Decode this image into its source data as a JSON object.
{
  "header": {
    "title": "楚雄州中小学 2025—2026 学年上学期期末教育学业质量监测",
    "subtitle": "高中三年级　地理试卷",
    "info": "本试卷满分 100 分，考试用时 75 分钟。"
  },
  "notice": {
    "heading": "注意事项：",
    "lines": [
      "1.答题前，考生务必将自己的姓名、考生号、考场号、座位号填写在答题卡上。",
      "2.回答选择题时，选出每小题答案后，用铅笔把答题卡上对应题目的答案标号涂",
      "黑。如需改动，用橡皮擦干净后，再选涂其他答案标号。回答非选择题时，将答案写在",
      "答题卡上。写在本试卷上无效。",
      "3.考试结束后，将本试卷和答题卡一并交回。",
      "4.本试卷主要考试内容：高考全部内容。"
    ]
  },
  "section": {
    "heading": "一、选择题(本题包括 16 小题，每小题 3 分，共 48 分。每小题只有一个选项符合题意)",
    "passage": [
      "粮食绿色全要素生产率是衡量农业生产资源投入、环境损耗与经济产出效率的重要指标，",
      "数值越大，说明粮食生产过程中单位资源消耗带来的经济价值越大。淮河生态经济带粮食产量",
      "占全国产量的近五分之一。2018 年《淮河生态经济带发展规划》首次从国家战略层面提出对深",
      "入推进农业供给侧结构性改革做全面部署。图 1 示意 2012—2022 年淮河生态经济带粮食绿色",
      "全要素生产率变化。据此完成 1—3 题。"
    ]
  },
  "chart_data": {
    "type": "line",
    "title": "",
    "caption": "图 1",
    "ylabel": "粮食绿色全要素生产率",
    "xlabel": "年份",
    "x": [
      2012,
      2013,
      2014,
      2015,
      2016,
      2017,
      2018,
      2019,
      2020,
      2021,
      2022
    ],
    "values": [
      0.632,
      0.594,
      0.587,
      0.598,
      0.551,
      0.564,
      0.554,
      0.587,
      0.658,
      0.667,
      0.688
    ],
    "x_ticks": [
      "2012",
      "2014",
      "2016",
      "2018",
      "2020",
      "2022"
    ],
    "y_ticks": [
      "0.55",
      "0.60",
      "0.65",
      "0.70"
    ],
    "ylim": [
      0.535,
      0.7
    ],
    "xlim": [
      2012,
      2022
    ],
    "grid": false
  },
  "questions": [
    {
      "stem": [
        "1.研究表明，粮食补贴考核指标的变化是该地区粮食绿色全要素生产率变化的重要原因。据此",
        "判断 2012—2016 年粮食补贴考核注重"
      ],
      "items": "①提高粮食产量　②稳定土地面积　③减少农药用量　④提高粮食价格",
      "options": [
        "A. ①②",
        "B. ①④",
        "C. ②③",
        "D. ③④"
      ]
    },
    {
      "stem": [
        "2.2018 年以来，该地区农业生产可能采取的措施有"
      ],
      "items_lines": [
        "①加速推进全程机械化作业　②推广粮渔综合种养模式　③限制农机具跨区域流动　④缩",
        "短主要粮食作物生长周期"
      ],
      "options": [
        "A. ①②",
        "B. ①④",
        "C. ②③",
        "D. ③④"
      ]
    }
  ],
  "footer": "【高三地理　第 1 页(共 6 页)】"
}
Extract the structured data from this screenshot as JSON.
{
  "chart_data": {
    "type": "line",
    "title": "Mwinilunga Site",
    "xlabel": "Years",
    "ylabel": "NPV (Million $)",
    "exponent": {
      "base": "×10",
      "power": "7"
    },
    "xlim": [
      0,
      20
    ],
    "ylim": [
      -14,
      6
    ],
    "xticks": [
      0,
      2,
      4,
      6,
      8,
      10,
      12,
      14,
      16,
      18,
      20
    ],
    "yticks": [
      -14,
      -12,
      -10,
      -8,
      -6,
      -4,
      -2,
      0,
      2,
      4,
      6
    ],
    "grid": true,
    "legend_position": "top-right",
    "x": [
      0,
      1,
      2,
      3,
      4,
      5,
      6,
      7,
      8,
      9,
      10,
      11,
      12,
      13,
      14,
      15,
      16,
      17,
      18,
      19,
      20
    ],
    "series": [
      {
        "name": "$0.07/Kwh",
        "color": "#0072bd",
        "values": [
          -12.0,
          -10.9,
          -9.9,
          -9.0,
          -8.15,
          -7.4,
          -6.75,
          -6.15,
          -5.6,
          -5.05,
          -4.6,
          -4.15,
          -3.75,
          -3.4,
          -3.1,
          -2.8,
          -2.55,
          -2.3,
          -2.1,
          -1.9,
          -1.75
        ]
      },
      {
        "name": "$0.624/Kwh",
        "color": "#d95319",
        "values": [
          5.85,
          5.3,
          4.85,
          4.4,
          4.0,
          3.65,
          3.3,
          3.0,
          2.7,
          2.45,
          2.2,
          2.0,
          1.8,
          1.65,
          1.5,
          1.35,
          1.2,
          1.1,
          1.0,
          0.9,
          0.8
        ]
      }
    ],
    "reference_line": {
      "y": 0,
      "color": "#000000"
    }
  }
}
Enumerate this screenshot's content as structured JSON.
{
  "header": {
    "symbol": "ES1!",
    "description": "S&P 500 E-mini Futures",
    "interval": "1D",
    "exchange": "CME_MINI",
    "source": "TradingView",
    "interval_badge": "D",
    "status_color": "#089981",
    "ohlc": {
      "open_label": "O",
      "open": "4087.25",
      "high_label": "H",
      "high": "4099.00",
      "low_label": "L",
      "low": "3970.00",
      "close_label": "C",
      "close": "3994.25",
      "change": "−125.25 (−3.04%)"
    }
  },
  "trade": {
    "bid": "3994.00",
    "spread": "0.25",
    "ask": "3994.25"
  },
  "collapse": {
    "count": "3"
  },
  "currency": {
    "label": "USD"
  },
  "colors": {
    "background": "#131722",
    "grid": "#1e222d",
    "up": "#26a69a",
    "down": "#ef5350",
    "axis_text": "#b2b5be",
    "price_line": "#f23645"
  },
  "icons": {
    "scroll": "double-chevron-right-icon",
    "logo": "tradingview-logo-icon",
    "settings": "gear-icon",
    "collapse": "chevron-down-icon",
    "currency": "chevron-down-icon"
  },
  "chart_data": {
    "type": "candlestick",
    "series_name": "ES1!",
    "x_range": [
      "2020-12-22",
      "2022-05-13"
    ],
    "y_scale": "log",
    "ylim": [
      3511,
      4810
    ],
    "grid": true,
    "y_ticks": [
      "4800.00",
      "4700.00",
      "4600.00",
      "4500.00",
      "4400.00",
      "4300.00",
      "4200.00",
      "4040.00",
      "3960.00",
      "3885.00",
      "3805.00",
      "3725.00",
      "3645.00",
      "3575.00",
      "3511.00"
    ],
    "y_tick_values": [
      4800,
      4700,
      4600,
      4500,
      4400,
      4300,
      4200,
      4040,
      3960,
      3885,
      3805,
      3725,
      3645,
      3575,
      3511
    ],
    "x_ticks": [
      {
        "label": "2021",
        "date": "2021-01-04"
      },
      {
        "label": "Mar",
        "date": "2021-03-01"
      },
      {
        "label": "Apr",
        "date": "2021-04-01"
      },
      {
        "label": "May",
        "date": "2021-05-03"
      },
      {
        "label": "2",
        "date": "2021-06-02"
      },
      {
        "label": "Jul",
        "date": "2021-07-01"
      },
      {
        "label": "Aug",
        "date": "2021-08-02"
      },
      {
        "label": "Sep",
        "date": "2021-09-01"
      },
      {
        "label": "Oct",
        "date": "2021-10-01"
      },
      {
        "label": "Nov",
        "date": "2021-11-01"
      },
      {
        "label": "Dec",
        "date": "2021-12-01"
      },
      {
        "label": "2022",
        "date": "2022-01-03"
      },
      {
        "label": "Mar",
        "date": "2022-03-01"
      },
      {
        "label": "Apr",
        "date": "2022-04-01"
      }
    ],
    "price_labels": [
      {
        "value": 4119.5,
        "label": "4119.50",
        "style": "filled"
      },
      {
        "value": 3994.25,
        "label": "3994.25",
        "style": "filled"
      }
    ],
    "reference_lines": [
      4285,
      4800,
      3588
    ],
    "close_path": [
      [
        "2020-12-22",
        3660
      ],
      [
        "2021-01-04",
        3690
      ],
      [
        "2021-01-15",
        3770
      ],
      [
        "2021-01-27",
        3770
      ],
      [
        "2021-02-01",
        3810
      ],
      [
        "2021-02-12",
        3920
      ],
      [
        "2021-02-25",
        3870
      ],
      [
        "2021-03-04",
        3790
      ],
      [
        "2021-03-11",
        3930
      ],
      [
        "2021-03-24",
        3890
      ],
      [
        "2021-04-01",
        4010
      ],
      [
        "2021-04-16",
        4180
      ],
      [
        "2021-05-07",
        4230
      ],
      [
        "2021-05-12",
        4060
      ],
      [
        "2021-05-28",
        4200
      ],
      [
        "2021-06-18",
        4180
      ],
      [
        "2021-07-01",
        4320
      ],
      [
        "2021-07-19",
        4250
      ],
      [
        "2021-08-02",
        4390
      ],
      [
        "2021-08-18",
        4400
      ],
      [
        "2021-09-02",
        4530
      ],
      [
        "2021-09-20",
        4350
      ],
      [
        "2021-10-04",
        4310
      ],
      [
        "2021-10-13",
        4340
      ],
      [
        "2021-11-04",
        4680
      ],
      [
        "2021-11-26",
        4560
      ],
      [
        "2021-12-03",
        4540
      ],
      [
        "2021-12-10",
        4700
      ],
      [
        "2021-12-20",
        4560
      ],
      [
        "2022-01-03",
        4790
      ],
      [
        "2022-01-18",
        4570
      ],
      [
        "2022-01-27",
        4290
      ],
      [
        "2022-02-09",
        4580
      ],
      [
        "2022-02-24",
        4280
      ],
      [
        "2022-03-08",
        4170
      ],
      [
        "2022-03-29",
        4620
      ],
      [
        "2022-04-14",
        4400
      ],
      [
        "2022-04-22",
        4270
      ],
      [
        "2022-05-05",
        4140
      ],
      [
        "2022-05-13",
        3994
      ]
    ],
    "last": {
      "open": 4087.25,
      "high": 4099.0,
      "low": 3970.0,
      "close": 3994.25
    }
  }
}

• Stated problem: From the records given above, copy all lines containing "screenshot".

• Result of this exercise:
Extract the structured data from this screenshot as JSON.
Enumerate this screenshot's content as structured JSON.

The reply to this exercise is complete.